Which lines contain the string "JSON"? Please list every one of them.

.....

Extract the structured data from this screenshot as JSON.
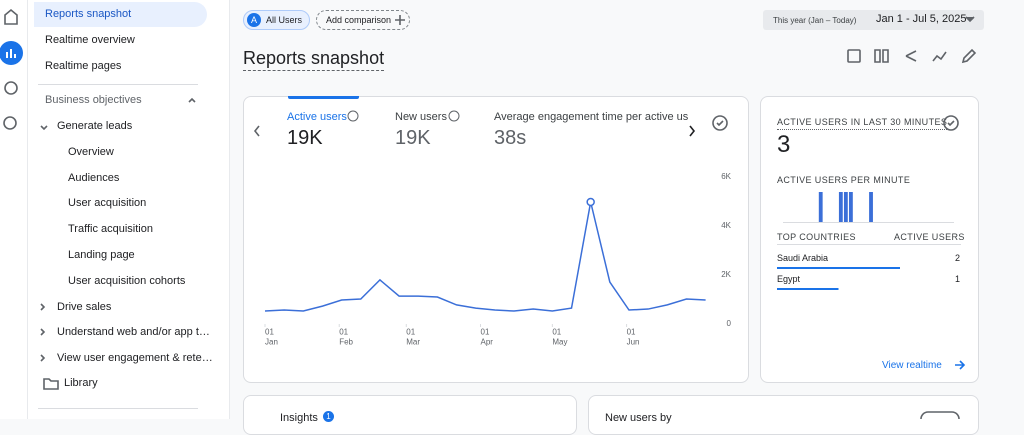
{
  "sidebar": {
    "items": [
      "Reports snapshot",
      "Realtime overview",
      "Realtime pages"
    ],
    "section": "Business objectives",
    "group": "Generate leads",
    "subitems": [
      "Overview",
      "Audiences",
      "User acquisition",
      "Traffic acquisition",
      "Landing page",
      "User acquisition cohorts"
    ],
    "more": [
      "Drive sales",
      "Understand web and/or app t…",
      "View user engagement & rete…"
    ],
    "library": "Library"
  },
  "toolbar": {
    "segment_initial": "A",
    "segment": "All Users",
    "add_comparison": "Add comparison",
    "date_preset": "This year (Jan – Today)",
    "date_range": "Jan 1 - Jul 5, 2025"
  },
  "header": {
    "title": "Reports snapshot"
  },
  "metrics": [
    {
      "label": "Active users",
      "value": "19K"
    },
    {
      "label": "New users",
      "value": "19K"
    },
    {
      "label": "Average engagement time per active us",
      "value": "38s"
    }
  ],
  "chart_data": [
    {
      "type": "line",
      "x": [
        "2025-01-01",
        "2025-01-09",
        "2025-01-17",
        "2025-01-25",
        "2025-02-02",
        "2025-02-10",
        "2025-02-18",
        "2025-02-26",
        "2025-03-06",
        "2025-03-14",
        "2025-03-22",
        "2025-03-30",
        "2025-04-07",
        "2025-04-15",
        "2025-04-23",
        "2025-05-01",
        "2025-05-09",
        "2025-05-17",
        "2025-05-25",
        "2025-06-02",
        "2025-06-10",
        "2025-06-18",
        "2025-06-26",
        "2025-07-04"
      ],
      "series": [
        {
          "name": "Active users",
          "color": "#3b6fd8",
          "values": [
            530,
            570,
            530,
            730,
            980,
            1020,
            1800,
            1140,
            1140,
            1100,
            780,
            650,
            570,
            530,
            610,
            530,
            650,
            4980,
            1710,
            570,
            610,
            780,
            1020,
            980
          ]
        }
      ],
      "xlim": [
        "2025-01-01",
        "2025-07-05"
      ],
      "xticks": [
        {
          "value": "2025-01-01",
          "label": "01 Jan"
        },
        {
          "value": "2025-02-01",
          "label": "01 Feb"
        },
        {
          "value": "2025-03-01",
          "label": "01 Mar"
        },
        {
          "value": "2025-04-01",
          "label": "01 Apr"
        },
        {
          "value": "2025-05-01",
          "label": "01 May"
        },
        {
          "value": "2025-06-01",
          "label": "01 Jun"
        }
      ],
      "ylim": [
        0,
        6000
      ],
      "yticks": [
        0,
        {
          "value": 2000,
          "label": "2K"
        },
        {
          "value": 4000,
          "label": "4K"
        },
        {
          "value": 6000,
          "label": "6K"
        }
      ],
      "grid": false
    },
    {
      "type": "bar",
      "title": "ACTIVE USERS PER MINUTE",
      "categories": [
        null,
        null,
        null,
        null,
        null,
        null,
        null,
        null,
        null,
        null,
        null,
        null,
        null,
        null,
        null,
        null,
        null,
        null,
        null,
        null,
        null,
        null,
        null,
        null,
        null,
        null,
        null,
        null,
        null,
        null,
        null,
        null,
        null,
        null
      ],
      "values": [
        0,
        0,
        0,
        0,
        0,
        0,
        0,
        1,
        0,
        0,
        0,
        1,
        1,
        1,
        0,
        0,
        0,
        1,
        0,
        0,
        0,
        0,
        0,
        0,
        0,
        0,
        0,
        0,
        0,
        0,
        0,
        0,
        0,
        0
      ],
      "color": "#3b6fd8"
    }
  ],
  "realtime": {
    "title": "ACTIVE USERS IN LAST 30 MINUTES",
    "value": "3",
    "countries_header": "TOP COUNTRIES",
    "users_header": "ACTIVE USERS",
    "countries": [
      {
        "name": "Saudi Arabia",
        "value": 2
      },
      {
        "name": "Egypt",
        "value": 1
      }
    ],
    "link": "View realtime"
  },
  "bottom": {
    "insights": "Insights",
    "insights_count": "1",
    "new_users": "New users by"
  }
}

.....

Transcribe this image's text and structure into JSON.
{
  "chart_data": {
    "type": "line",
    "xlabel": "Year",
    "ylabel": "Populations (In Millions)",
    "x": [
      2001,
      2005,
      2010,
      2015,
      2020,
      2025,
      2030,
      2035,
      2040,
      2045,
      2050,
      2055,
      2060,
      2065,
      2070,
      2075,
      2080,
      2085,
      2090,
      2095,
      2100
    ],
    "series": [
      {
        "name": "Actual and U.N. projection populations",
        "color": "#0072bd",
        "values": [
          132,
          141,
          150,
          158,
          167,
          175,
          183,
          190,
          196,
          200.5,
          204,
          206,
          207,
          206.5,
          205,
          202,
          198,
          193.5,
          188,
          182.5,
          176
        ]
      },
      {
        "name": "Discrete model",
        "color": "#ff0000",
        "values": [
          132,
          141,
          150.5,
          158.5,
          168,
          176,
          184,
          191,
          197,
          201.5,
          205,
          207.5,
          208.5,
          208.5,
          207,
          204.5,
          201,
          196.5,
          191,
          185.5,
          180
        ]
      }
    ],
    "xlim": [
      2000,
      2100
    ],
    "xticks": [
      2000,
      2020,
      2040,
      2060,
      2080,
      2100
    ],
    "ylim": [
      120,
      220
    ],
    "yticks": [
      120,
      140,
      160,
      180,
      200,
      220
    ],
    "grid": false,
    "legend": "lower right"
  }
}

.....

### RESPONSE:
Extract the structured data from this screenshot as JSON.
Transcribe this image's text and structure into JSON.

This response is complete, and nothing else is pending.